● **CHALLENGE**
Lift out all lines below that contain "gear".

↓↓↓

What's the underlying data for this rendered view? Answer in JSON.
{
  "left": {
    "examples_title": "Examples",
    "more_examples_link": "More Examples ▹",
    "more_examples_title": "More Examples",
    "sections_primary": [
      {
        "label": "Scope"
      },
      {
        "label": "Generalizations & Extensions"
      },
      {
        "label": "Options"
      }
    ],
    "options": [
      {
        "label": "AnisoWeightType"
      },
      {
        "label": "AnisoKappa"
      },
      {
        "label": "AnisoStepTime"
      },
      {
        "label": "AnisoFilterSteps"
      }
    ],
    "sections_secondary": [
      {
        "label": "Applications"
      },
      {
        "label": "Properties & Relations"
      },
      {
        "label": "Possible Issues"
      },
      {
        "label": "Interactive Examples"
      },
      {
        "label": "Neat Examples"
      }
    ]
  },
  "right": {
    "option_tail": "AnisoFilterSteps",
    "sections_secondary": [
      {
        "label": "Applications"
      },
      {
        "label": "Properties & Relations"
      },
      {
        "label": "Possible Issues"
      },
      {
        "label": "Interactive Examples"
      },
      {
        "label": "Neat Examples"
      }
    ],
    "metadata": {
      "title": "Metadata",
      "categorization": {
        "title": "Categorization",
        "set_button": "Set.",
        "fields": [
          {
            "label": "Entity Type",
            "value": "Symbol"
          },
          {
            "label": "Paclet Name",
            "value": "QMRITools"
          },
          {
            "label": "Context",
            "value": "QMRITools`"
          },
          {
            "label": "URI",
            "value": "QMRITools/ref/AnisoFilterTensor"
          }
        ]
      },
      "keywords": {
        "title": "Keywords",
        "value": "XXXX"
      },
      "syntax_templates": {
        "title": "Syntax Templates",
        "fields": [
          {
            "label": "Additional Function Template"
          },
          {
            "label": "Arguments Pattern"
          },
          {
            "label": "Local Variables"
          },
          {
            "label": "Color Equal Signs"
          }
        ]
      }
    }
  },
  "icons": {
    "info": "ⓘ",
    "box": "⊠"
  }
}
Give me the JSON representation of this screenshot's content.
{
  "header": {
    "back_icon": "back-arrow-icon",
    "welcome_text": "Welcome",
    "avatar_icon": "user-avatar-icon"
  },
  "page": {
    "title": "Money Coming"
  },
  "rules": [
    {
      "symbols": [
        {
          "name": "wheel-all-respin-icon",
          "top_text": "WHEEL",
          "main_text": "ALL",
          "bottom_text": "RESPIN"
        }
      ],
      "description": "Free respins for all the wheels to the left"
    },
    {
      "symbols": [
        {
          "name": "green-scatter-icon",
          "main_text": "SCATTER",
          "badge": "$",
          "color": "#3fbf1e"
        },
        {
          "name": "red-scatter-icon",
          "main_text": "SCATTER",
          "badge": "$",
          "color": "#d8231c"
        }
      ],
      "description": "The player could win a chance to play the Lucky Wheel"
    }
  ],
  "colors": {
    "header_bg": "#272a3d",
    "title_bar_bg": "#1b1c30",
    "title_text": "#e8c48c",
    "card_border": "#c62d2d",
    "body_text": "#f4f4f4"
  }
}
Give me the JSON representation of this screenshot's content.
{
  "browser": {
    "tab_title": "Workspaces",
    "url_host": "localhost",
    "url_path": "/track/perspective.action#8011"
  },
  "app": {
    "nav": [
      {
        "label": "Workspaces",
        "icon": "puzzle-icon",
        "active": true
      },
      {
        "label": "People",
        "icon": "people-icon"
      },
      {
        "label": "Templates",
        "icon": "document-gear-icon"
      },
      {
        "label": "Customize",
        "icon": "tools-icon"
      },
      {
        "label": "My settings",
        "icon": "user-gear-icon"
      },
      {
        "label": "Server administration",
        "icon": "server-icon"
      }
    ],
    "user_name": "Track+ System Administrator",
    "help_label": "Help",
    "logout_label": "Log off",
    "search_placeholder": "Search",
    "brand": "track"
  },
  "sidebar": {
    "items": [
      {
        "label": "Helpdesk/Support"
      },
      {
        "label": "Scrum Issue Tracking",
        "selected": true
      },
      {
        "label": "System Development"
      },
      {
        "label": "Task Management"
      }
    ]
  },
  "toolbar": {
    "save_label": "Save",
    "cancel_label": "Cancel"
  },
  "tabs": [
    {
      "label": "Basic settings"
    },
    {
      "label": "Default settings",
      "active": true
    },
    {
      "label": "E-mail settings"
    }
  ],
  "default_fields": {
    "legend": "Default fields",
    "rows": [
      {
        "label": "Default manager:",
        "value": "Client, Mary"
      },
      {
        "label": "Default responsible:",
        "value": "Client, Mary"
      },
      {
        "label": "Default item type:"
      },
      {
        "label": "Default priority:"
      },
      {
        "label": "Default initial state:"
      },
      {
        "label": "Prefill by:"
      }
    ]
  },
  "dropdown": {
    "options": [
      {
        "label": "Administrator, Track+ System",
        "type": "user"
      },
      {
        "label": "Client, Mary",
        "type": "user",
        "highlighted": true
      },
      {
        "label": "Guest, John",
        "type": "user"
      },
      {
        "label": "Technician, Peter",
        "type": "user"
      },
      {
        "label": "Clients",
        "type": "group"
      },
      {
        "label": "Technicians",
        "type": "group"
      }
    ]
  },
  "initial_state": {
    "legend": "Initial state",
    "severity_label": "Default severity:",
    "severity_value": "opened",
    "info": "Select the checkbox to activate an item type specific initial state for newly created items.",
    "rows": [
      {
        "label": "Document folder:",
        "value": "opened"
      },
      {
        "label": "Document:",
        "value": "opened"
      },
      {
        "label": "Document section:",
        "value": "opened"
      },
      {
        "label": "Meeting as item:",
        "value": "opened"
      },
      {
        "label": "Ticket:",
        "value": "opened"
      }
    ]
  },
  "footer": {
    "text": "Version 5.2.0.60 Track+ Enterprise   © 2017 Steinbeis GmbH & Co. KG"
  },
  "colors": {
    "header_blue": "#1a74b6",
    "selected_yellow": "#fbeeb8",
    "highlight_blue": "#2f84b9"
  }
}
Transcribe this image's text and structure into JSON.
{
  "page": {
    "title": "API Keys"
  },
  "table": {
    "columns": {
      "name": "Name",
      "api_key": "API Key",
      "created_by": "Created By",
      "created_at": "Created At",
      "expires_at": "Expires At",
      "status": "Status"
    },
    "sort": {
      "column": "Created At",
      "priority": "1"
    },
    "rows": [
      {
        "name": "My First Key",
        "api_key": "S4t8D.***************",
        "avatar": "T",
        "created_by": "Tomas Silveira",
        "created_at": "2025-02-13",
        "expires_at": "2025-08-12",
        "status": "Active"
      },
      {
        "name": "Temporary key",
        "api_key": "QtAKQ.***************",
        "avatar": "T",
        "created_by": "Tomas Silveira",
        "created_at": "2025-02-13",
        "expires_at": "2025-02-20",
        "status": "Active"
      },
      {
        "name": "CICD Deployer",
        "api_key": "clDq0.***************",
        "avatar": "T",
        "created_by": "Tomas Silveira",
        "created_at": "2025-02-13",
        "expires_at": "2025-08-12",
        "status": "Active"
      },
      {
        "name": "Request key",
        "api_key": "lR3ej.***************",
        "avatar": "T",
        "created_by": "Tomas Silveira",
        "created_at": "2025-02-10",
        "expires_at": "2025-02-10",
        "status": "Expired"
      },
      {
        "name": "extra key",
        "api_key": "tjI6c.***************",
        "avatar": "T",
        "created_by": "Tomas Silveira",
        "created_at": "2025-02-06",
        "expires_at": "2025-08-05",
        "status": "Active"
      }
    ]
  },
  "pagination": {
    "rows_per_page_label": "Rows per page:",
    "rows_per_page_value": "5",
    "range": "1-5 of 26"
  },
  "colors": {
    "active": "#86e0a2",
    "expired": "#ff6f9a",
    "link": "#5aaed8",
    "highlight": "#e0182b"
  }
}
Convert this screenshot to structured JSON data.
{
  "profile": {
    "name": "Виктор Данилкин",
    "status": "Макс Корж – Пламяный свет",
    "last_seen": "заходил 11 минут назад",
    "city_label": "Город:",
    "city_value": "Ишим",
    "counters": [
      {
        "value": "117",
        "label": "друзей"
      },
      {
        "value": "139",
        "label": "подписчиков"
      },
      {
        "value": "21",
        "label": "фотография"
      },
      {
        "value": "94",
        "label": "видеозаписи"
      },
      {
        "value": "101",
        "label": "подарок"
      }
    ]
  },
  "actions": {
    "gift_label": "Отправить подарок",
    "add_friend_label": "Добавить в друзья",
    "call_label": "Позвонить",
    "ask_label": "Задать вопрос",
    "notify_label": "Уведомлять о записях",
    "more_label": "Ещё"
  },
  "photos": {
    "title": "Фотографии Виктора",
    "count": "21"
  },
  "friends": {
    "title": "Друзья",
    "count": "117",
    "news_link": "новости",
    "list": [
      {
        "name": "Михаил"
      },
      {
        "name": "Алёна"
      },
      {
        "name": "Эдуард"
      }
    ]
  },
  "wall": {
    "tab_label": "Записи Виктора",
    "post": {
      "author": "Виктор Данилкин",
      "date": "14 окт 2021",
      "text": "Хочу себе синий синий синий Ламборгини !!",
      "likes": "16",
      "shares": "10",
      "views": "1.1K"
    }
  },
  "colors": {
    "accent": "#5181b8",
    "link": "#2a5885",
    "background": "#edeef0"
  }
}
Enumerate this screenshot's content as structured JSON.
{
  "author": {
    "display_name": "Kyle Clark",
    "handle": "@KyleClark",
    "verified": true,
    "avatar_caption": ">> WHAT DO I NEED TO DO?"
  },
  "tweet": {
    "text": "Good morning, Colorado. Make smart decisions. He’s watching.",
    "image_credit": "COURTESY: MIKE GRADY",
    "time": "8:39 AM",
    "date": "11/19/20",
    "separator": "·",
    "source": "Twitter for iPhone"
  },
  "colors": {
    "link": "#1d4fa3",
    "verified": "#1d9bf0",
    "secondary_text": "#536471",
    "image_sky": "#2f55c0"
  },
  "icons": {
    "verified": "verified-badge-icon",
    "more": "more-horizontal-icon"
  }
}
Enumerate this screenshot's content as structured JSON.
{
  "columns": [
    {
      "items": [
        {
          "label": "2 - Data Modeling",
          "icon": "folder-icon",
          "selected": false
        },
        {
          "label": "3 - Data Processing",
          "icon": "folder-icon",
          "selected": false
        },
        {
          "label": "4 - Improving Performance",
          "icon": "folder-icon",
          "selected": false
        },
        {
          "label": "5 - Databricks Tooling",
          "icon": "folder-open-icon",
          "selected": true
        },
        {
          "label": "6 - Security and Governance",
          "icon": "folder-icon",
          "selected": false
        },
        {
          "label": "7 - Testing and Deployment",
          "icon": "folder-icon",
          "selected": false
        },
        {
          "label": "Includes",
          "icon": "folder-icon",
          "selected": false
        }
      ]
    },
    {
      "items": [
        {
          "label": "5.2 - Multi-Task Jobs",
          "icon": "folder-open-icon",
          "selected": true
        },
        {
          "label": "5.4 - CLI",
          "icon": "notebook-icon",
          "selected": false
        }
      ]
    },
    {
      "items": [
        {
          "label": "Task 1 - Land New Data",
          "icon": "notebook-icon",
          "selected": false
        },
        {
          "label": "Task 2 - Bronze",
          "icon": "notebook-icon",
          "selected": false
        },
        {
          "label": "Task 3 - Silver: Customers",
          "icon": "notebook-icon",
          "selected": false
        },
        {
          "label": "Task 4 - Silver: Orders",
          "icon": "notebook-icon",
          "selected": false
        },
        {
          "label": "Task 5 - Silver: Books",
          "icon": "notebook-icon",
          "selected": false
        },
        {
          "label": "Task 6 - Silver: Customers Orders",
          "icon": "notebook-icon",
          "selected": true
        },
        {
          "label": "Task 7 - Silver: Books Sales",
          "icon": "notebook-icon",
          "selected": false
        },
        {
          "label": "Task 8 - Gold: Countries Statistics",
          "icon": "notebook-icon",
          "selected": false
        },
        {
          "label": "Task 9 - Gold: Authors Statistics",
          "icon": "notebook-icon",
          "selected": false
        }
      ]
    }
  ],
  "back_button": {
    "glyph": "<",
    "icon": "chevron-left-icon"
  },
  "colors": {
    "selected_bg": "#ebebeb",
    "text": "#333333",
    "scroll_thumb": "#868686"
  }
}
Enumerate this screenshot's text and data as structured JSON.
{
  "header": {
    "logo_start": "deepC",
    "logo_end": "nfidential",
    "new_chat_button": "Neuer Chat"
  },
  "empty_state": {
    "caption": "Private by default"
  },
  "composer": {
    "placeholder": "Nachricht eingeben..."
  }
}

↑↑↑

● **CORRECT OUTPUT**
        "icon": "document-gear-icon"
        "icon": "user-gear-icon"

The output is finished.